WHAT TO WORK ON:
Output every entry exactly as written, skipping any pictures.

DATA FOR THIS TASK:
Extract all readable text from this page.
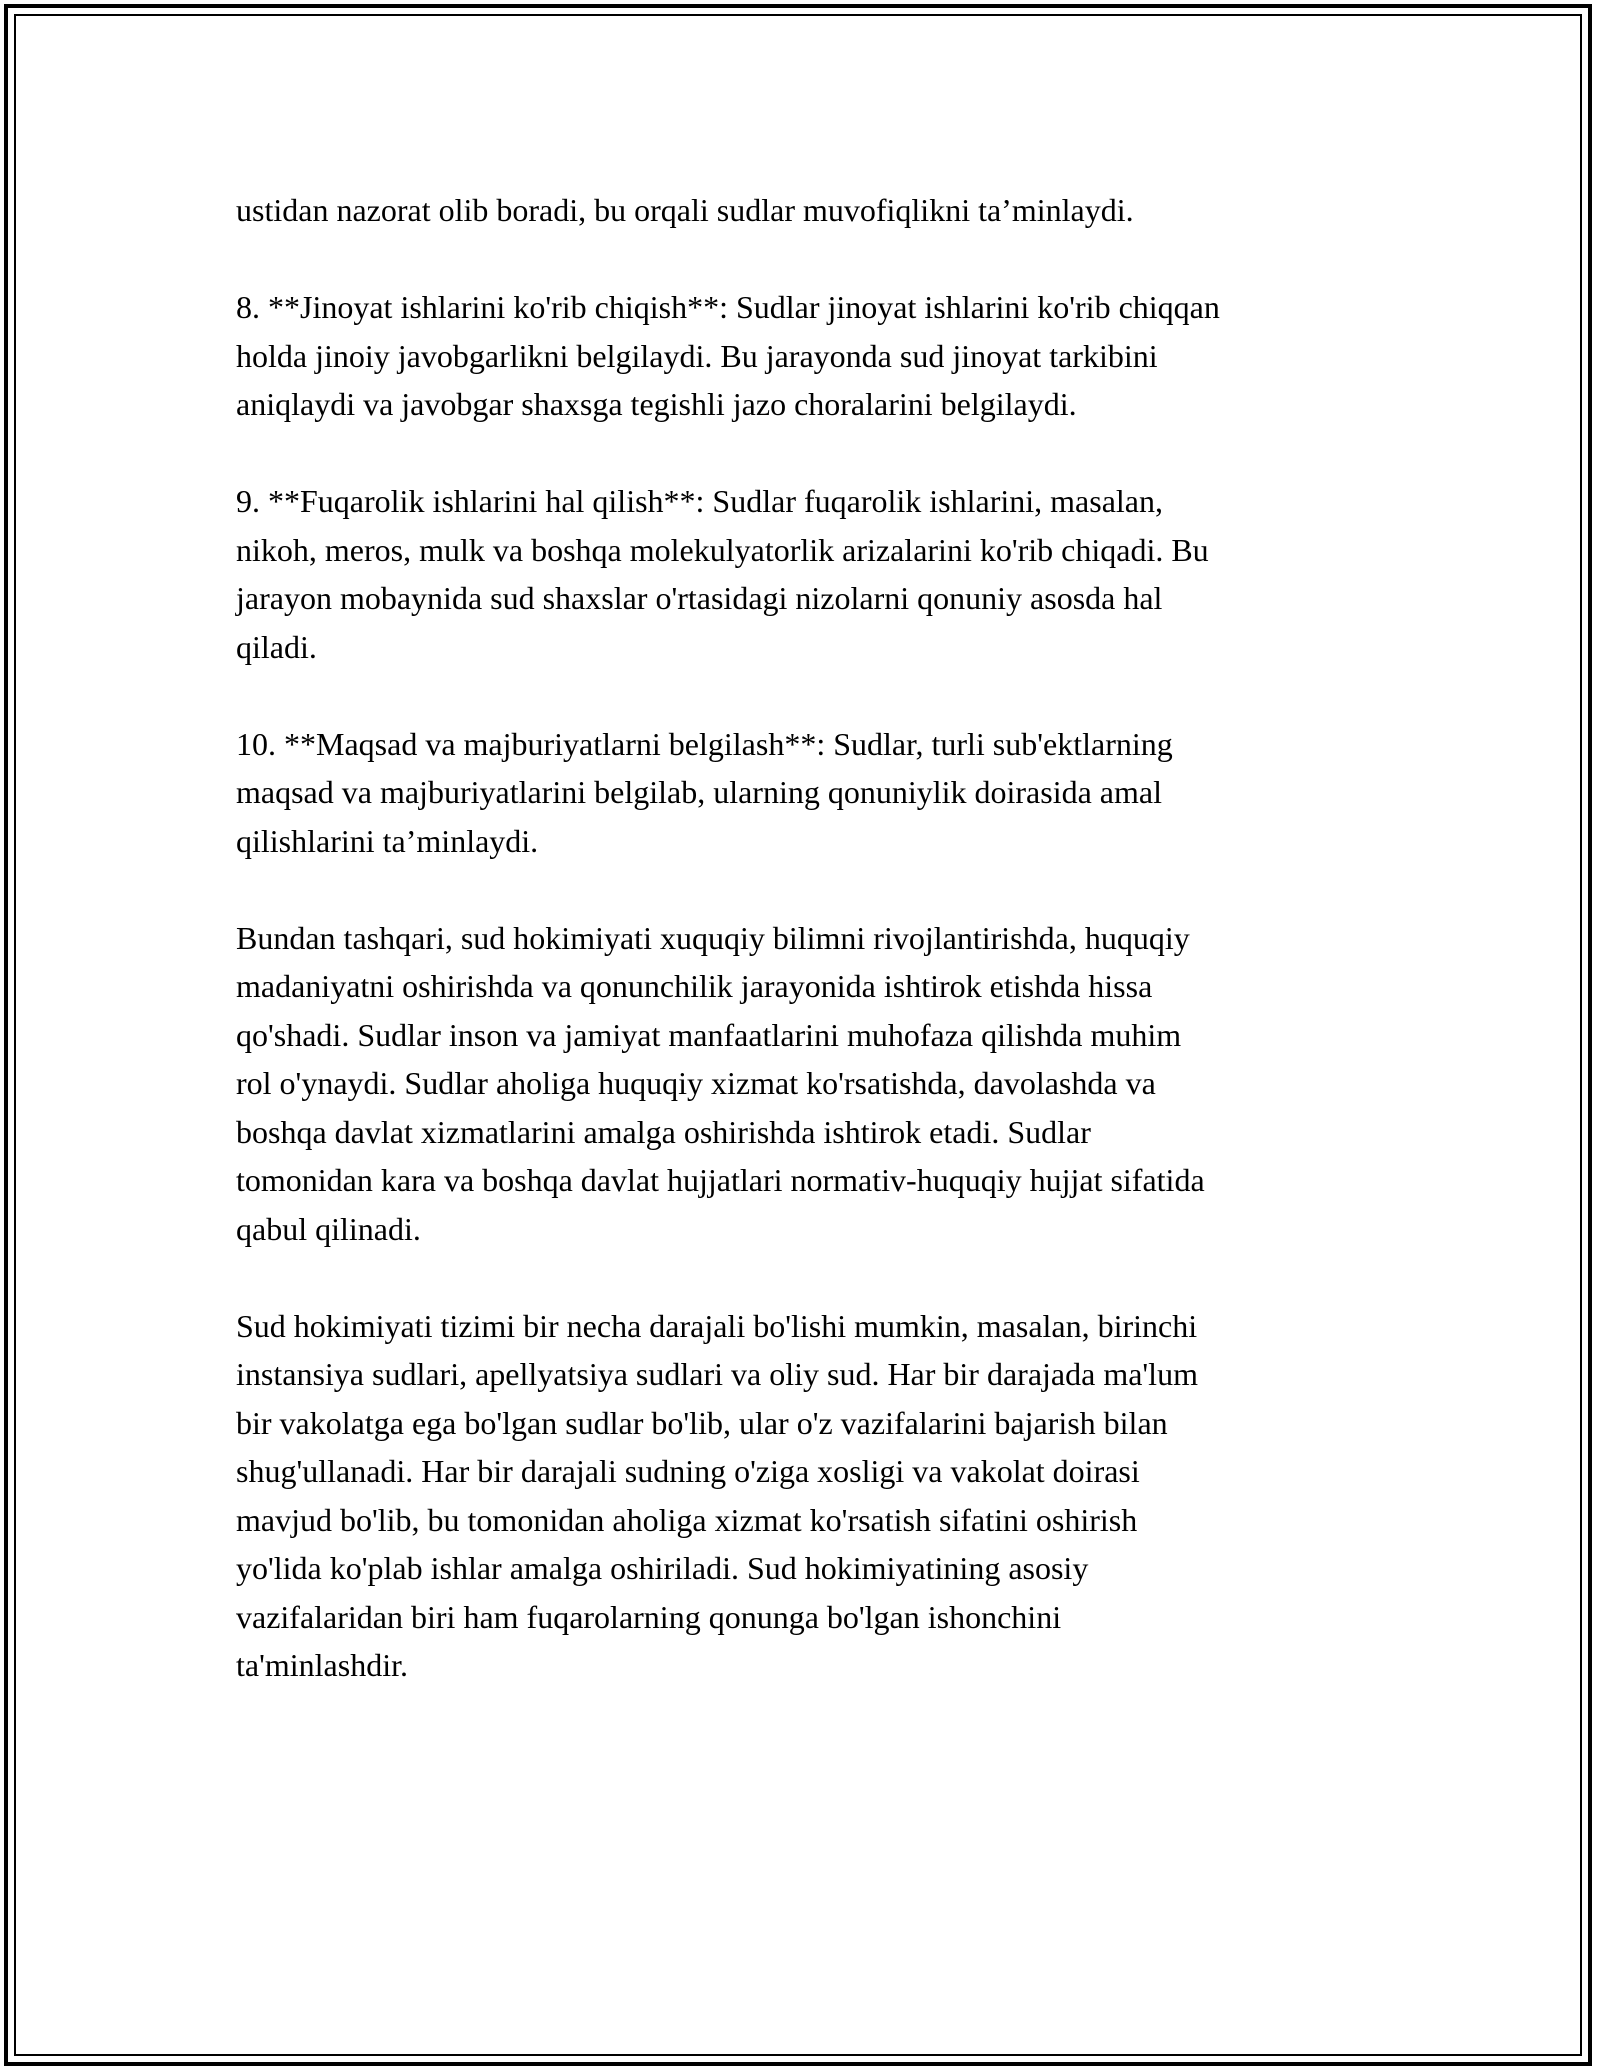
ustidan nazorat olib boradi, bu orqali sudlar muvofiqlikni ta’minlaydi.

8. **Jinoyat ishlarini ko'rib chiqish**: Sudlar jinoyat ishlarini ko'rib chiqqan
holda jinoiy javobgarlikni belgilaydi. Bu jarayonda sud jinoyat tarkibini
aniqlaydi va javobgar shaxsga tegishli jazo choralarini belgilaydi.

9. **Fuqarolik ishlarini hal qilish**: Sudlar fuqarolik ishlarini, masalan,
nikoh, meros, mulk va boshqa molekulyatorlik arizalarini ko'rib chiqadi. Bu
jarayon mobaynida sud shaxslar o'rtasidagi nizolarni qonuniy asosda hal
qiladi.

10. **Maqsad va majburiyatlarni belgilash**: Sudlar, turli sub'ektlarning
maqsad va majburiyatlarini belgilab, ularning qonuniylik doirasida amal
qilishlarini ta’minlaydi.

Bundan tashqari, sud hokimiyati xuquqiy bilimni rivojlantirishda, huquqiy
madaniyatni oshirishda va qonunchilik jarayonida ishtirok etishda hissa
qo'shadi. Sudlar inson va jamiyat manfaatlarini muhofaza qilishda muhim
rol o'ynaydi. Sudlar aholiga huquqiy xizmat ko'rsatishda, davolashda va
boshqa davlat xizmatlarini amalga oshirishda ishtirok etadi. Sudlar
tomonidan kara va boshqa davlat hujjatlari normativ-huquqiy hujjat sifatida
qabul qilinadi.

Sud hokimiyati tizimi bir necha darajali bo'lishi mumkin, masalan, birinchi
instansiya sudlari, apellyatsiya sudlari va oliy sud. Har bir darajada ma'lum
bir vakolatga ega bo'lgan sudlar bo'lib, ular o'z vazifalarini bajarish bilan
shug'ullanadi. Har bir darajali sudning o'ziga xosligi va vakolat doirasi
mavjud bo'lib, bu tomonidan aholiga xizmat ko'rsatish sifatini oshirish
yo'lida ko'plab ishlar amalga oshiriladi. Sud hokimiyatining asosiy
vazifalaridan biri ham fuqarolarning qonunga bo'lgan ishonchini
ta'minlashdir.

RESPONSE BELOW:
Extract all readable text from this page.
ustidan nazorat olib boradi, bu orqali sudlar muvofiqlikni ta’minlaydi.

8. **Jinoyat ishlarini ko'rib chiqish**: Sudlar jinoyat ishlarini ko'rib chiqqan
holda jinoiy javobgarlikni belgilaydi. Bu jarayonda sud jinoyat tarkibini
aniqlaydi va javobgar shaxsga tegishli jazo choralarini belgilaydi.

9. **Fuqarolik ishlarini hal qilish**: Sudlar fuqarolik ishlarini, masalan,
nikoh, meros, mulk va boshqa molekulyatorlik arizalarini ko'rib chiqadi. Bu
jarayon mobaynida sud shaxslar o'rtasidagi nizolarni qonuniy asosda hal
qiladi.

10. **Maqsad va majburiyatlarni belgilash**: Sudlar, turli sub'ektlarning
maqsad va majburiyatlarini belgilab, ularning qonuniylik doirasida amal
qilishlarini ta’minlaydi.

Bundan tashqari, sud hokimiyati xuquqiy bilimni rivojlantirishda, huquqiy
madaniyatni oshirishda va qonunchilik jarayonida ishtirok etishda hissa
qo'shadi. Sudlar inson va jamiyat manfaatlarini muhofaza qilishda muhim
rol o'ynaydi. Sudlar aholiga huquqiy xizmat ko'rsatishda, davolashda va
boshqa davlat xizmatlarini amalga oshirishda ishtirok etadi. Sudlar
tomonidan kara va boshqa davlat hujjatlari normativ-huquqiy hujjat sifatida
qabul qilinadi.

Sud hokimiyati tizimi bir necha darajali bo'lishi mumkin, masalan, birinchi
instansiya sudlari, apellyatsiya sudlari va oliy sud. Har bir darajada ma'lum
bir vakolatga ega bo'lgan sudlar bo'lib, ular o'z vazifalarini bajarish bilan
shug'ullanadi. Har bir darajali sudning o'ziga xosligi va vakolat doirasi
mavjud bo'lib, bu tomonidan aholiga xizmat ko'rsatish sifatini oshirish
yo'lida ko'plab ishlar amalga oshiriladi. Sud hokimiyatining asosiy
vazifalaridan biri ham fuqarolarning qonunga bo'lgan ishonchini
ta'minlashdir.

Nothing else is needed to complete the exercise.